Problem requirements: Can you reproduce the data beneath, keeping every line exact?

Provided data:
***

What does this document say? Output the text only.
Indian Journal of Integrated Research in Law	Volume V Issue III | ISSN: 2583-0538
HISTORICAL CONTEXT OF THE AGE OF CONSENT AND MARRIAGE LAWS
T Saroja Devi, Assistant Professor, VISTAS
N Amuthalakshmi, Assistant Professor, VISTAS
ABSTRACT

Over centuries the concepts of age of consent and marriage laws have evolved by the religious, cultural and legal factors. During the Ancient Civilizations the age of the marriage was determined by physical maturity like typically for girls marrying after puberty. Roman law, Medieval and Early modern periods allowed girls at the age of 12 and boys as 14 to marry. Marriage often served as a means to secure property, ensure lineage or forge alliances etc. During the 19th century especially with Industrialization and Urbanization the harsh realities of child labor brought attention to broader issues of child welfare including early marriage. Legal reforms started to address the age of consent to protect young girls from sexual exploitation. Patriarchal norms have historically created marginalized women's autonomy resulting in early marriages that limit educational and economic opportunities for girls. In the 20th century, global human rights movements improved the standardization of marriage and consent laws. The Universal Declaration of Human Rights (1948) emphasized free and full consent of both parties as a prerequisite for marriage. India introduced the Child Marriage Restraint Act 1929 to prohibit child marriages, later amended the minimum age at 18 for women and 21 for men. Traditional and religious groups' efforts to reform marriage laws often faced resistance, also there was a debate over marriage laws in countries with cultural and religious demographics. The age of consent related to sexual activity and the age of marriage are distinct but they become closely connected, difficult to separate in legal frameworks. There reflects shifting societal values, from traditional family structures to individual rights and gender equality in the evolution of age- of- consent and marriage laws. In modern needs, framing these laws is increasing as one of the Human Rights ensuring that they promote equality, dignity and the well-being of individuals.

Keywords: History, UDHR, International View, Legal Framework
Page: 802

***

Full solution:
What does this document say? Output the text only.
Indian Journal of Integrated Research in Law	Volume V Issue III | ISSN: 2583-0538
HISTORICAL CONTEXT OF THE AGE OF CONSENT AND MARRIAGE LAWS
T Saroja Devi, Assistant Professor, VISTAS
N Amuthalakshmi, Assistant Professor, VISTAS
ABSTRACT

Over centuries the concepts of age of consent and marriage laws have evolved by the religious, cultural and legal factors. During the Ancient Civilizations the age of the marriage was determined by physical maturity like typically for girls marrying after puberty. Roman law, Medieval and Early modern periods allowed girls at the age of 12 and boys as 14 to marry. Marriage often served as a means to secure property, ensure lineage or forge alliances etc. During the 19th century especially with Industrialization and Urbanization the harsh realities of child labor brought attention to broader issues of child welfare including early marriage. Legal reforms started to address the age of consent to protect young girls from sexual exploitation. Patriarchal norms have historically created marginalized women's autonomy resulting in early marriages that limit educational and economic opportunities for girls. In the 20th century, global human rights movements improved the standardization of marriage and consent laws. The Universal Declaration of Human Rights (1948) emphasized free and full consent of both parties as a prerequisite for marriage. India introduced the Child Marriage Restraint Act 1929 to prohibit child marriages, later amended the minimum age at 18 for women and 21 for men. Traditional and religious groups' efforts to reform marriage laws often faced resistance, also there was a debate over marriage laws in countries with cultural and religious demographics. The age of consent related to sexual activity and the age of marriage are distinct but they become closely connected, difficult to separate in legal frameworks. There reflects shifting societal values, from traditional family structures to individual rights and gender equality in the evolution of age- of- consent and marriage laws. In modern needs, framing these laws is increasing as one of the Human Rights ensuring that they promote equality, dignity and the well-being of individuals.

Keywords: History, UDHR, International View, Legal Framework
Page: 802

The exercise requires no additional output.